> [Work to complete]
Set down all of the entries word for word, omitting the images they contain.

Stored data
= = = = = = =

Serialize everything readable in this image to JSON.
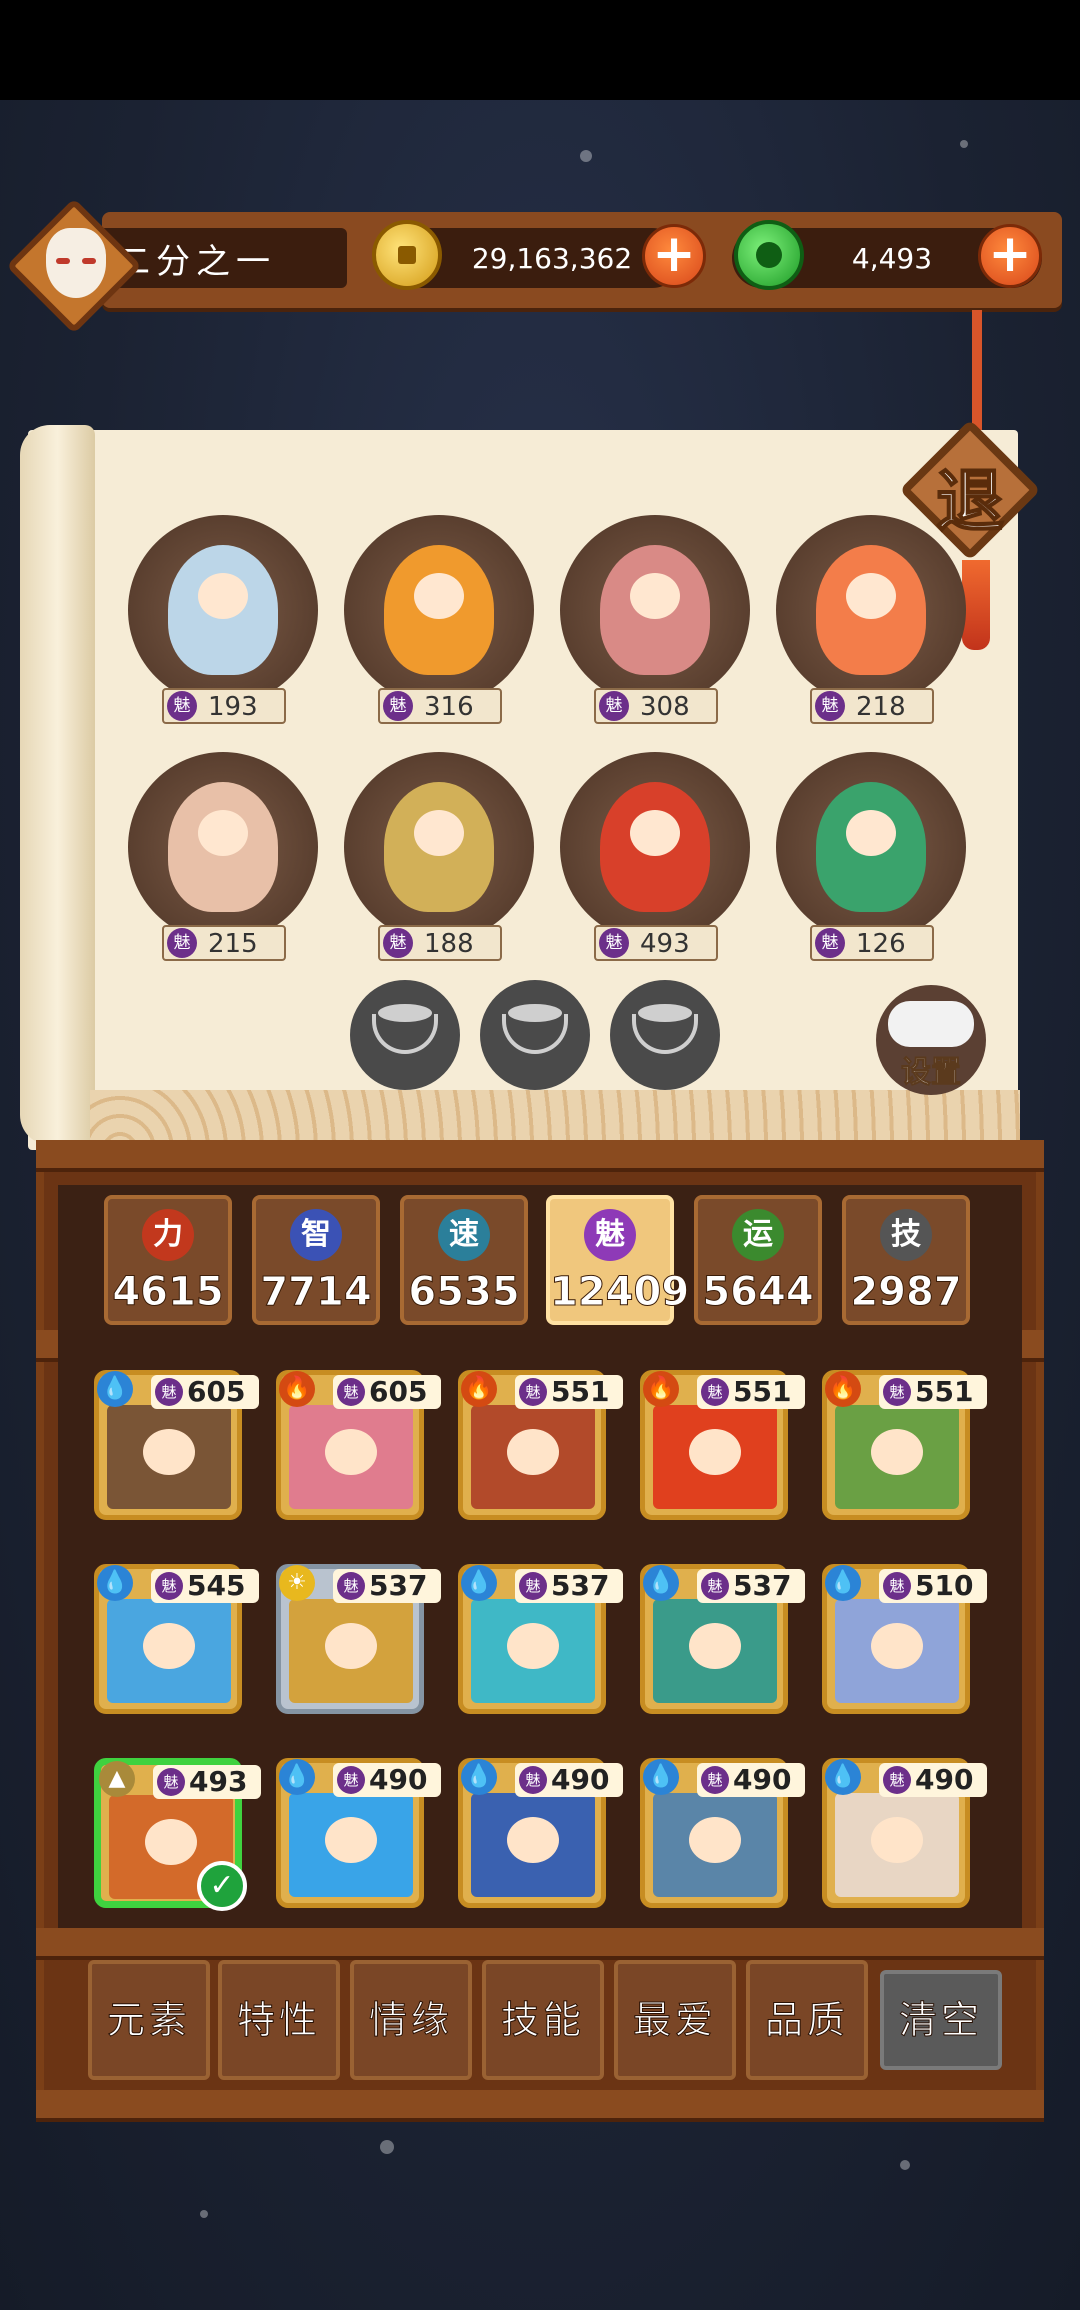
{
  "header": {
    "player_name": "二分之一",
    "coins": "29,163,362",
    "gems": "4,493",
    "add_coins": "+",
    "add_gems": "+"
  },
  "exit_label": "退",
  "settings_label": "设置",
  "team": [
    {
      "charm_icon": "魅",
      "value": "193",
      "color": "#bcd6e8"
    },
    {
      "charm_icon": "魅",
      "value": "316",
      "color": "#f09a2d"
    },
    {
      "charm_icon": "魅",
      "value": "308",
      "color": "#d98a86"
    },
    {
      "charm_icon": "魅",
      "value": "218",
      "color": "#f37d4a"
    },
    {
      "charm_icon": "魅",
      "value": "215",
      "color": "#e8c0a8"
    },
    {
      "charm_icon": "魅",
      "value": "188",
      "color": "#d2b058"
    },
    {
      "charm_icon": "魅",
      "value": "493",
      "color": "#d8402a"
    },
    {
      "charm_icon": "魅",
      "value": "126",
      "color": "#3aa36c"
    }
  ],
  "stats": [
    {
      "icon": "力",
      "value": "4615",
      "color": "#c2381d"
    },
    {
      "icon": "智",
      "value": "7714",
      "color": "#3b52b5"
    },
    {
      "icon": "速",
      "value": "6535",
      "color": "#2b7f9a"
    },
    {
      "icon": "魅",
      "value": "12409",
      "color": "#8e3ab7",
      "active": true
    },
    {
      "icon": "运",
      "value": "5644",
      "color": "#3b8a2e"
    },
    {
      "icon": "技",
      "value": "2987",
      "color": "#555555"
    }
  ],
  "cards": [
    {
      "element": "water",
      "element_icon": "💧",
      "charm_icon": "魅",
      "value": "605",
      "color": "#7a5536"
    },
    {
      "element": "fire",
      "element_icon": "🔥",
      "charm_icon": "魅",
      "value": "605",
      "color": "#e07c8e"
    },
    {
      "element": "fire",
      "element_icon": "🔥",
      "charm_icon": "魅",
      "value": "551",
      "color": "#b24a2a"
    },
    {
      "element": "fire",
      "element_icon": "🔥",
      "charm_icon": "魅",
      "value": "551",
      "color": "#e0401e"
    },
    {
      "element": "fire",
      "element_icon": "🔥",
      "charm_icon": "魅",
      "value": "551",
      "color": "#6aa044"
    },
    {
      "element": "water",
      "element_icon": "💧",
      "charm_icon": "魅",
      "value": "545",
      "color": "#4aa6e0"
    },
    {
      "element": "sun",
      "element_icon": "☀",
      "charm_icon": "魅",
      "value": "537",
      "color": "#d3a23d",
      "silver": true
    },
    {
      "element": "water",
      "element_icon": "💧",
      "charm_icon": "魅",
      "value": "537",
      "color": "#3fb8c6"
    },
    {
      "element": "water",
      "element_icon": "💧",
      "charm_icon": "魅",
      "value": "537",
      "color": "#3a9b8a"
    },
    {
      "element": "water",
      "element_icon": "💧",
      "charm_icon": "魅",
      "value": "510",
      "color": "#8fa4d9"
    },
    {
      "element": "earth",
      "element_icon": "▲",
      "charm_icon": "魅",
      "value": "493",
      "color": "#d36a2a",
      "selected": true,
      "check": "✓"
    },
    {
      "element": "water",
      "element_icon": "💧",
      "charm_icon": "魅",
      "value": "490",
      "color": "#39a4e8"
    },
    {
      "element": "water",
      "element_icon": "💧",
      "charm_icon": "魅",
      "value": "490",
      "color": "#3a61b0"
    },
    {
      "element": "water",
      "element_icon": "💧",
      "charm_icon": "魅",
      "value": "490",
      "color": "#5a85a8"
    },
    {
      "element": "water",
      "element_icon": "💧",
      "charm_icon": "魅",
      "value": "490",
      "color": "#e8d6c4"
    }
  ],
  "filters": [
    "元素",
    "特性",
    "情缘",
    "技能",
    "最爱",
    "品质",
    "清空"
  ]
}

= = = = = = =

> [Answer to the problem]
Serialize everything readable in this image to JSON.
{
  "header": {
    "player_name": "二分之一",
    "coins": "29,163,362",
    "gems": "4,493",
    "add_coins": "+",
    "add_gems": "+"
  },
  "exit_label": "退",
  "settings_label": "设置",
  "team": [
    {
      "charm_icon": "魅",
      "value": "193",
      "color": "#bcd6e8"
    },
    {
      "charm_icon": "魅",
      "value": "316",
      "color": "#f09a2d"
    },
    {
      "charm_icon": "魅",
      "value": "308",
      "color": "#d98a86"
    },
    {
      "charm_icon": "魅",
      "value": "218",
      "color": "#f37d4a"
    },
    {
      "charm_icon": "魅",
      "value": "215",
      "color": "#e8c0a8"
    },
    {
      "charm_icon": "魅",
      "value": "188",
      "color": "#d2b058"
    },
    {
      "charm_icon": "魅",
      "value": "493",
      "color": "#d8402a"
    },
    {
      "charm_icon": "魅",
      "value": "126",
      "color": "#3aa36c"
    }
  ],
  "stats": [
    {
      "icon": "力",
      "value": "4615",
      "color": "#c2381d"
    },
    {
      "icon": "智",
      "value": "7714",
      "color": "#3b52b5"
    },
    {
      "icon": "速",
      "value": "6535",
      "color": "#2b7f9a"
    },
    {
      "icon": "魅",
      "value": "12409",
      "color": "#8e3ab7",
      "active": true
    },
    {
      "icon": "运",
      "value": "5644",
      "color": "#3b8a2e"
    },
    {
      "icon": "技",
      "value": "2987",
      "color": "#555555"
    }
  ],
  "cards": [
    {
      "element": "water",
      "element_icon": "💧",
      "charm_icon": "魅",
      "value": "605",
      "color": "#7a5536"
    },
    {
      "element": "fire",
      "element_icon": "🔥",
      "charm_icon": "魅",
      "value": "605",
      "color": "#e07c8e"
    },
    {
      "element": "fire",
      "element_icon": "🔥",
      "charm_icon": "魅",
      "value": "551",
      "color": "#b24a2a"
    },
    {
      "element": "fire",
      "element_icon": "🔥",
      "charm_icon": "魅",
      "value": "551",
      "color": "#e0401e"
    },
    {
      "element": "fire",
      "element_icon": "🔥",
      "charm_icon": "魅",
      "value": "551",
      "color": "#6aa044"
    },
    {
      "element": "water",
      "element_icon": "💧",
      "charm_icon": "魅",
      "value": "545",
      "color": "#4aa6e0"
    },
    {
      "element": "sun",
      "element_icon": "☀",
      "charm_icon": "魅",
      "value": "537",
      "color": "#d3a23d",
      "silver": true
    },
    {
      "element": "water",
      "element_icon": "💧",
      "charm_icon": "魅",
      "value": "537",
      "color": "#3fb8c6"
    },
    {
      "element": "water",
      "element_icon": "💧",
      "charm_icon": "魅",
      "value": "537",
      "color": "#3a9b8a"
    },
    {
      "element": "water",
      "element_icon": "💧",
      "charm_icon": "魅",
      "value": "510",
      "color": "#8fa4d9"
    },
    {
      "element": "earth",
      "element_icon": "▲",
      "charm_icon": "魅",
      "value": "493",
      "color": "#d36a2a",
      "selected": true,
      "check": "✓"
    },
    {
      "element": "water",
      "element_icon": "💧",
      "charm_icon": "魅",
      "value": "490",
      "color": "#39a4e8"
    },
    {
      "element": "water",
      "element_icon": "💧",
      "charm_icon": "魅",
      "value": "490",
      "color": "#3a61b0"
    },
    {
      "element": "water",
      "element_icon": "💧",
      "charm_icon": "魅",
      "value": "490",
      "color": "#5a85a8"
    },
    {
      "element": "water",
      "element_icon": "💧",
      "charm_icon": "魅",
      "value": "490",
      "color": "#e8d6c4"
    }
  ],
  "filters": [
    "元素",
    "特性",
    "情缘",
    "技能",
    "最爱",
    "品质",
    "清空"
  ]
}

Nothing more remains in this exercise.